EXERCISE GOAL: The data below must be copied in full and without any change.

RECORDED INFORMATION:
## START
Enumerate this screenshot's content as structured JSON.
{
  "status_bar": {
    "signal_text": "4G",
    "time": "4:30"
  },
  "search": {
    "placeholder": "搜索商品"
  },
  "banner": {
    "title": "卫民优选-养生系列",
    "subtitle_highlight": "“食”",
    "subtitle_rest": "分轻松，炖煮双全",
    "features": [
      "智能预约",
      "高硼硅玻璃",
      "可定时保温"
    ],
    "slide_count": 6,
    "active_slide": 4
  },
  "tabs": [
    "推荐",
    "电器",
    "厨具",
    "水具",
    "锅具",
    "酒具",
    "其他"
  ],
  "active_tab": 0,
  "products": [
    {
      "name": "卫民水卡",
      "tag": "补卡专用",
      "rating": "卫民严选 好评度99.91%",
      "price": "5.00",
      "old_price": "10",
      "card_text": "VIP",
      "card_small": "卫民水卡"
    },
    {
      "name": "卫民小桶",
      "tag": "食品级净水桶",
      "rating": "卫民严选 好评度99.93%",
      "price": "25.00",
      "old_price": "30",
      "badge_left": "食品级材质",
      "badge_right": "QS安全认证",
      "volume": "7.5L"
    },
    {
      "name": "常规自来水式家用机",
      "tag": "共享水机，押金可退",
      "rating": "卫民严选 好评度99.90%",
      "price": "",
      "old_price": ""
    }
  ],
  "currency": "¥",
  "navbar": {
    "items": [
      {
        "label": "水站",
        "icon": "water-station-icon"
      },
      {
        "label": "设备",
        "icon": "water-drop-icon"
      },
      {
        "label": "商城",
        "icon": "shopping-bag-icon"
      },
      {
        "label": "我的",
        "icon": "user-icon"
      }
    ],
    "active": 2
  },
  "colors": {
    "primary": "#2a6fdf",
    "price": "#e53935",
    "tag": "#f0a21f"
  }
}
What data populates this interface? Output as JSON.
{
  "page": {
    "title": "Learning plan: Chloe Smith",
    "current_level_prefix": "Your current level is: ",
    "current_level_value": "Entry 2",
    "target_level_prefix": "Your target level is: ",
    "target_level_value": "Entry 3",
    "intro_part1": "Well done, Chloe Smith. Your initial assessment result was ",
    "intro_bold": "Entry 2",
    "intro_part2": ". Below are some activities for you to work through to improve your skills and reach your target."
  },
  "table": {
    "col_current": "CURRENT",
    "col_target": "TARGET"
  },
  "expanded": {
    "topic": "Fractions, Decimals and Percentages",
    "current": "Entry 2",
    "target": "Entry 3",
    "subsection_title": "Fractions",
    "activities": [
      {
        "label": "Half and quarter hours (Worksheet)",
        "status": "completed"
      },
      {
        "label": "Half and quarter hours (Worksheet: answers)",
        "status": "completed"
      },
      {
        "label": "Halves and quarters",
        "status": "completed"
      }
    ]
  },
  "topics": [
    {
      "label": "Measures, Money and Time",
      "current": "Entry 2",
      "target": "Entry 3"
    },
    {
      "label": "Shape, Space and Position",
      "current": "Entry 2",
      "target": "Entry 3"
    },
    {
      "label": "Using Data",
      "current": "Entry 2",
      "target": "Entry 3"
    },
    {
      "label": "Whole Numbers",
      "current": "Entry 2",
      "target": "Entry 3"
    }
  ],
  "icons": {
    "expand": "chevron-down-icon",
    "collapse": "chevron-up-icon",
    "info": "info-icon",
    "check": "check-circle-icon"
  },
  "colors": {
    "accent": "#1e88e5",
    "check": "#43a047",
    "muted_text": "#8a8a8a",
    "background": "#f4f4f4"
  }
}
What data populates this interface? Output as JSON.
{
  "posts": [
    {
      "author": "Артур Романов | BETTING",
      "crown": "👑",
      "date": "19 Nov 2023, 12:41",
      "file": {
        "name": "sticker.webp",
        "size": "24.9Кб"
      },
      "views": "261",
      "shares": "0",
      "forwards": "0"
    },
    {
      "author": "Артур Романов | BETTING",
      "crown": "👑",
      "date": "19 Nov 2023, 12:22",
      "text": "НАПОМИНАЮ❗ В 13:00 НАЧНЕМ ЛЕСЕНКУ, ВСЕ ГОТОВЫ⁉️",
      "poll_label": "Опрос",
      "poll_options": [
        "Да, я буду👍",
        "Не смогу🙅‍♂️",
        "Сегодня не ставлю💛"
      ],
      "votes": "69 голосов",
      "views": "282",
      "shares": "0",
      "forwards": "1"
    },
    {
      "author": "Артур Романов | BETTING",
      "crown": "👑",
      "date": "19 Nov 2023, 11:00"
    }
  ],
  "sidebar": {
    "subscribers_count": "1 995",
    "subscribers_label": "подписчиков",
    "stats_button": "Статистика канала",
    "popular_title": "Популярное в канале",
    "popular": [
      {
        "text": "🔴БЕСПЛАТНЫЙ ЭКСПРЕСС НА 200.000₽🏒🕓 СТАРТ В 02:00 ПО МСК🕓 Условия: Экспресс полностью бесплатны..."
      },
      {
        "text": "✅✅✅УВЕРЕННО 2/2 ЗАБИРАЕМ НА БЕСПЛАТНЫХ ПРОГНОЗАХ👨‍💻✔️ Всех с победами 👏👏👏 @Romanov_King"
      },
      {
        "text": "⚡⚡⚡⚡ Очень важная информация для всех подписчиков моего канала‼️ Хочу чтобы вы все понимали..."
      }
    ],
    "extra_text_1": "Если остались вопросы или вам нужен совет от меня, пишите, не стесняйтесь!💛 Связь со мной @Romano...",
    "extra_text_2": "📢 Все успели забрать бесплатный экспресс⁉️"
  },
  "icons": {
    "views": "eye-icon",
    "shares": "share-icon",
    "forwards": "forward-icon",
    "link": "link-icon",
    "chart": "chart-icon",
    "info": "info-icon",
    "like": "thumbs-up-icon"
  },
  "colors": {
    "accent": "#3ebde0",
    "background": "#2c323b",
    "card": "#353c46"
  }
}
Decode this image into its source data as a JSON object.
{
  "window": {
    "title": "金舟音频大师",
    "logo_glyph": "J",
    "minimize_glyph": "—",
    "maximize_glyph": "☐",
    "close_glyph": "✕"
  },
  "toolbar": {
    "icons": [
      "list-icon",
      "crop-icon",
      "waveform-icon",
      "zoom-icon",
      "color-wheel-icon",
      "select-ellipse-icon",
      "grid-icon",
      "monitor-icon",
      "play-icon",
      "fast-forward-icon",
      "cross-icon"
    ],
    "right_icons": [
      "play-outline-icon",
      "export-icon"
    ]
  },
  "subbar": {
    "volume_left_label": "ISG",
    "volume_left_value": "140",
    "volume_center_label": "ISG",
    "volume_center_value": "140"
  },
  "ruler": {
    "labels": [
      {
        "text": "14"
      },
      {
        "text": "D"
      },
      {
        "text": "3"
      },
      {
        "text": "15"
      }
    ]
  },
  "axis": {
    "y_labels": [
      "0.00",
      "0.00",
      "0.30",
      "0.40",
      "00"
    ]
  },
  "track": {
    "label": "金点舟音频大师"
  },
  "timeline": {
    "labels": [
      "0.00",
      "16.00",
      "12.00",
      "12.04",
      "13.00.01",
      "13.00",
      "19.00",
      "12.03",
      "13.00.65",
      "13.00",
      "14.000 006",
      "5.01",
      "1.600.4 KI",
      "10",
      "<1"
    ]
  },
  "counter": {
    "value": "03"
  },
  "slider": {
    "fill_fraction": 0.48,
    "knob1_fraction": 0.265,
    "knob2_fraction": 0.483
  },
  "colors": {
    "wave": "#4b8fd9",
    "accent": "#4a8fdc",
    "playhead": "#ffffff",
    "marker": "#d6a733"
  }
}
## END
EXERCISE RESULT:
Enumerate this screenshot's content as structured JSON.
{
  "status_bar": {
    "signal_text": "4G",
    "time": "4:30"
  },
  "search": {
    "placeholder": "搜索商品"
  },
  "banner": {
    "title": "卫民优选-养生系列",
    "subtitle_highlight": "“食”",
    "subtitle_rest": "分轻松，炖煮双全",
    "features": [
      "智能预约",
      "高硼硅玻璃",
      "可定时保温"
    ],
    "slide_count": 6,
    "active_slide": 4
  },
  "tabs": [
    "推荐",
    "电器",
    "厨具",
    "水具",
    "锅具",
    "酒具",
    "其他"
  ],
  "active_tab": 0,
  "products": [
    {
      "name": "卫民水卡",
      "tag": "补卡专用",
      "rating": "卫民严选 好评度99.91%",
      "price": "5.00",
      "old_price": "10",
      "card_text": "VIP",
      "card_small": "卫民水卡"
    },
    {
      "name": "卫民小桶",
      "tag": "食品级净水桶",
      "rating": "卫民严选 好评度99.93%",
      "price": "25.00",
      "old_price": "30",
      "badge_left": "食品级材质",
      "badge_right": "QS安全认证",
      "volume": "7.5L"
    },
    {
      "name": "常规自来水式家用机",
      "tag": "共享水机，押金可退",
      "rating": "卫民严选 好评度99.90%",
      "price": "",
      "old_price": ""
    }
  ],
  "currency": "¥",
  "navbar": {
    "items": [
      {
        "label": "水站",
        "icon": "water-station-icon"
      },
      {
        "label": "设备",
        "icon": "water-drop-icon"
      },
      {
        "label": "商城",
        "icon": "shopping-bag-icon"
      },
      {
        "label": "我的",
        "icon": "user-icon"
      }
    ],
    "active": 2
  },
  "colors": {
    "primary": "#2a6fdf",
    "price": "#e53935",
    "tag": "#f0a21f"
  }
}
What data populates this interface? Output as JSON.
{
  "page": {
    "title": "Learning plan: Chloe Smith",
    "current_level_prefix": "Your current level is: ",
    "current_level_value": "Entry 2",
    "target_level_prefix": "Your target level is: ",
    "target_level_value": "Entry 3",
    "intro_part1": "Well done, Chloe Smith. Your initial assessment result was ",
    "intro_bold": "Entry 2",
    "intro_part2": ". Below are some activities for you to work through to improve your skills and reach your target."
  },
  "table": {
    "col_current": "CURRENT",
    "col_target": "TARGET"
  },
  "expanded": {
    "topic": "Fractions, Decimals and Percentages",
    "current": "Entry 2",
    "target": "Entry 3",
    "subsection_title": "Fractions",
    "activities": [
      {
        "label": "Half and quarter hours (Worksheet)",
        "status": "completed"
      },
      {
        "label": "Half and quarter hours (Worksheet: answers)",
        "status": "completed"
      },
      {
        "label": "Halves and quarters",
        "status": "completed"
      }
    ]
  },
  "topics": [
    {
      "label": "Measures, Money and Time",
      "current": "Entry 2",
      "target": "Entry 3"
    },
    {
      "label": "Shape, Space and Position",
      "current": "Entry 2",
      "target": "Entry 3"
    },
    {
      "label": "Using Data",
      "current": "Entry 2",
      "target": "Entry 3"
    },
    {
      "label": "Whole Numbers",
      "current": "Entry 2",
      "target": "Entry 3"
    }
  ],
  "icons": {
    "expand": "chevron-down-icon",
    "collapse": "chevron-up-icon",
    "info": "info-icon",
    "check": "check-circle-icon"
  },
  "colors": {
    "accent": "#1e88e5",
    "check": "#43a047",
    "muted_text": "#8a8a8a",
    "background": "#f4f4f4"
  }
}
What data populates this interface? Output as JSON.
{
  "posts": [
    {
      "author": "Артур Романов | BETTING",
      "crown": "👑",
      "date": "19 Nov 2023, 12:41",
      "file": {
        "name": "sticker.webp",
        "size": "24.9Кб"
      },
      "views": "261",
      "shares": "0",
      "forwards": "0"
    },
    {
      "author": "Артур Романов | BETTING",
      "crown": "👑",
      "date": "19 Nov 2023, 12:22",
      "text": "НАПОМИНАЮ❗ В 13:00 НАЧНЕМ ЛЕСЕНКУ, ВСЕ ГОТОВЫ⁉️",
      "poll_label": "Опрос",
      "poll_options": [
        "Да, я буду👍",
        "Не смогу🙅‍♂️",
        "Сегодня не ставлю💛"
      ],
      "votes": "69 голосов",
      "views": "282",
      "shares": "0",
      "forwards": "1"
    },
    {
      "author": "Артур Романов | BETTING",
      "crown": "👑",
      "date": "19 Nov 2023, 11:00"
    }
  ],
  "sidebar": {
    "subscribers_count": "1 995",
    "subscribers_label": "подписчиков",
    "stats_button": "Статистика канала",
    "popular_title": "Популярное в канале",
    "popular": [
      {
        "text": "🔴БЕСПЛАТНЫЙ ЭКСПРЕСС НА 200.000₽🏒🕓 СТАРТ В 02:00 ПО МСК🕓 Условия: Экспресс полностью бесплатны..."
      },
      {
        "text": "✅✅✅УВЕРЕННО 2/2 ЗАБИРАЕМ НА БЕСПЛАТНЫХ ПРОГНОЗАХ👨‍💻✔️ Всех с победами 👏👏👏 @Romanov_King"
      },
      {
        "text": "⚡⚡⚡⚡ Очень важная информация для всех подписчиков моего канала‼️ Хочу чтобы вы все понимали..."
      }
    ],
    "extra_text_1": "Если остались вопросы или вам нужен совет от меня, пишите, не стесняйтесь!💛 Связь со мной @Romano...",
    "extra_text_2": "📢 Все успели забрать бесплатный экспресс⁉️"
  },
  "icons": {
    "views": "eye-icon",
    "shares": "share-icon",
    "forwards": "forward-icon",
    "link": "link-icon",
    "chart": "chart-icon",
    "info": "info-icon",
    "like": "thumbs-up-icon"
  },
  "colors": {
    "accent": "#3ebde0",
    "background": "#2c323b",
    "card": "#353c46"
  }
}
Decode this image into its source data as a JSON object.
{
  "window": {
    "title": "金舟音频大师",
    "logo_glyph": "J",
    "minimize_glyph": "—",
    "maximize_glyph": "☐",
    "close_glyph": "✕"
  },
  "toolbar": {
    "icons": [
      "list-icon",
      "crop-icon",
      "waveform-icon",
      "zoom-icon",
      "color-wheel-icon",
      "select-ellipse-icon",
      "grid-icon",
      "monitor-icon",
      "play-icon",
      "fast-forward-icon",
      "cross-icon"
    ],
    "right_icons": [
      "play-outline-icon",
      "export-icon"
    ]
  },
  "subbar": {
    "volume_left_label": "ISG",
    "volume_left_value": "140",
    "volume_center_label": "ISG",
    "volume_center_value": "140"
  },
  "ruler": {
    "labels": [
      {
        "text": "14"
      },
      {
        "text": "D"
      },
      {
        "text": "3"
      },
      {
        "text": "15"
      }
    ]
  },
  "axis": {
    "y_labels": [
      "0.00",
      "0.00",
      "0.30",
      "0.40",
      "00"
    ]
  },
  "track": {
    "label": "金点舟音频大师"
  },
  "timeline": {
    "labels": [
      "0.00",
      "16.00",
      "12.00",
      "12.04",
      "13.00.01",
      "13.00",
      "19.00",
      "12.03",
      "13.00.65",
      "13.00",
      "14.000 006",
      "5.01",
      "1.600.4 KI",
      "10",
      "<1"
    ]
  },
  "counter": {
    "value": "03"
  },
  "slider": {
    "fill_fraction": 0.48,
    "knob1_fraction": 0.265,
    "knob2_fraction": 0.483
  },
  "colors": {
    "wave": "#4b8fd9",
    "accent": "#4a8fdc",
    "playhead": "#ffffff",
    "marker": "#d6a733"
  }
}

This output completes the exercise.